### YOUR INSTRUCTIONS
State the count of lines below in which the word "использование" appears, and add nothing.

(Collected data)
+-------+
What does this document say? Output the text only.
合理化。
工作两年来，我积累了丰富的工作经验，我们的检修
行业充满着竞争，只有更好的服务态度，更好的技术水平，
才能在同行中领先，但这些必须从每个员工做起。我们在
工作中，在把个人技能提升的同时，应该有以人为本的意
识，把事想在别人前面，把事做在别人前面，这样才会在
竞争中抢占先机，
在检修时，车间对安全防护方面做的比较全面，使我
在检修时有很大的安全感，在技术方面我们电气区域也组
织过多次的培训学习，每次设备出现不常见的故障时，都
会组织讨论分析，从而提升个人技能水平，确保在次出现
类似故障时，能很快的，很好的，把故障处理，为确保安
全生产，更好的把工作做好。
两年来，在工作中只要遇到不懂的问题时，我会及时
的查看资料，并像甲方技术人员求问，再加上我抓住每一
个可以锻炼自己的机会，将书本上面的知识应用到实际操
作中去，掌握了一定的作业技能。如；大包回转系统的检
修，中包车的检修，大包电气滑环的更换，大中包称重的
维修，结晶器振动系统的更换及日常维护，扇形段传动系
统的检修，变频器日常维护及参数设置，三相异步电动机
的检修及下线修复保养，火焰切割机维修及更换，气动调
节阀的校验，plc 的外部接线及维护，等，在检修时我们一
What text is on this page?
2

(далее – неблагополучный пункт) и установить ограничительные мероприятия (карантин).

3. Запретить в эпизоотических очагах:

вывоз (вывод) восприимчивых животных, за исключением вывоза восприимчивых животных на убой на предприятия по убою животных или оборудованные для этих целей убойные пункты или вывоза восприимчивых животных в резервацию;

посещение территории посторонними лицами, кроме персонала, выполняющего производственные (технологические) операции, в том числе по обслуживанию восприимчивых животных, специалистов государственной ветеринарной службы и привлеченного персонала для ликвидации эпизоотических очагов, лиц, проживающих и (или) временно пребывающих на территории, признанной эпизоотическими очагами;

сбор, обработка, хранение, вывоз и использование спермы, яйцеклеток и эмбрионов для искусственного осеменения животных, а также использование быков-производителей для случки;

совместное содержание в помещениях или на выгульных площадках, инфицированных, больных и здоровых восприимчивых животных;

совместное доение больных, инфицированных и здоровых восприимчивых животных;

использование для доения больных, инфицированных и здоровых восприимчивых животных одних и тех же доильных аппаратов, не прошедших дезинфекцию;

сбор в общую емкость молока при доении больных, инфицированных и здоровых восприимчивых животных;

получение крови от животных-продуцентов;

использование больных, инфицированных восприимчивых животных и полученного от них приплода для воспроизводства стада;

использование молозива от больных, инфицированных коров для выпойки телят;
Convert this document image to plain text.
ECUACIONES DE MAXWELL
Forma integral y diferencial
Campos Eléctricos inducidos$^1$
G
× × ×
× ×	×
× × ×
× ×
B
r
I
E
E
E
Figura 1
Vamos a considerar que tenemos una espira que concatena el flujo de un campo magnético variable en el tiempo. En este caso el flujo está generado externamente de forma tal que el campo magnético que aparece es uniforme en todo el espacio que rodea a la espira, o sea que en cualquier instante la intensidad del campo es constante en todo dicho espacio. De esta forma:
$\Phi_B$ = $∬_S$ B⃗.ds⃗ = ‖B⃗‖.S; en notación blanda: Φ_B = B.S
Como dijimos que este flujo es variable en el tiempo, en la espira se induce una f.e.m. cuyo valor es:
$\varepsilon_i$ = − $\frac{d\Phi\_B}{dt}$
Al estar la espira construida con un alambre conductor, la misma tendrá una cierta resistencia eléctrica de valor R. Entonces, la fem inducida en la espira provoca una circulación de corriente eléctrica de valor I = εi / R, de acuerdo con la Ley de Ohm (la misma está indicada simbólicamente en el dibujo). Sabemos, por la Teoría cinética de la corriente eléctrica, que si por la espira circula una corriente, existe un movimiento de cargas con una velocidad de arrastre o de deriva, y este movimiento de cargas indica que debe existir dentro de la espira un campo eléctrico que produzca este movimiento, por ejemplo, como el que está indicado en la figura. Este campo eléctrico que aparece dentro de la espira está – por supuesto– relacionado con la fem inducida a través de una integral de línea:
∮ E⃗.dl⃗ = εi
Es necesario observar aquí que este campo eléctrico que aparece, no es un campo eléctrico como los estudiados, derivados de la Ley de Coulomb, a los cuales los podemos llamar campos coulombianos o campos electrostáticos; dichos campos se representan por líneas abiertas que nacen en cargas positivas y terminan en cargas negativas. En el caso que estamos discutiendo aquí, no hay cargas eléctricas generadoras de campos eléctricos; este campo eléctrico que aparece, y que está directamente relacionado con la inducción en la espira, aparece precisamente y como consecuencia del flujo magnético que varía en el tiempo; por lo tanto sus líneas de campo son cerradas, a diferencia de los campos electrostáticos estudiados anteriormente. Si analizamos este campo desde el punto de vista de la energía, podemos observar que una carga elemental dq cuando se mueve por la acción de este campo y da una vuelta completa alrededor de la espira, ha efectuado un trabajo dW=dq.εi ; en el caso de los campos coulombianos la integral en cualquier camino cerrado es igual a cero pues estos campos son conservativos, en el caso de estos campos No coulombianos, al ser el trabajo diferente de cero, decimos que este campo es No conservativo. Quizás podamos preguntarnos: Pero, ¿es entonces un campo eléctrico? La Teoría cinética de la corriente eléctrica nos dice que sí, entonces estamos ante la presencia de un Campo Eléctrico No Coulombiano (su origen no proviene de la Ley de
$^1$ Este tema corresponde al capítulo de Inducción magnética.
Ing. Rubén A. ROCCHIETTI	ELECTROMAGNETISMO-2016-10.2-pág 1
+-------+
### RESULT OF THE TASK
4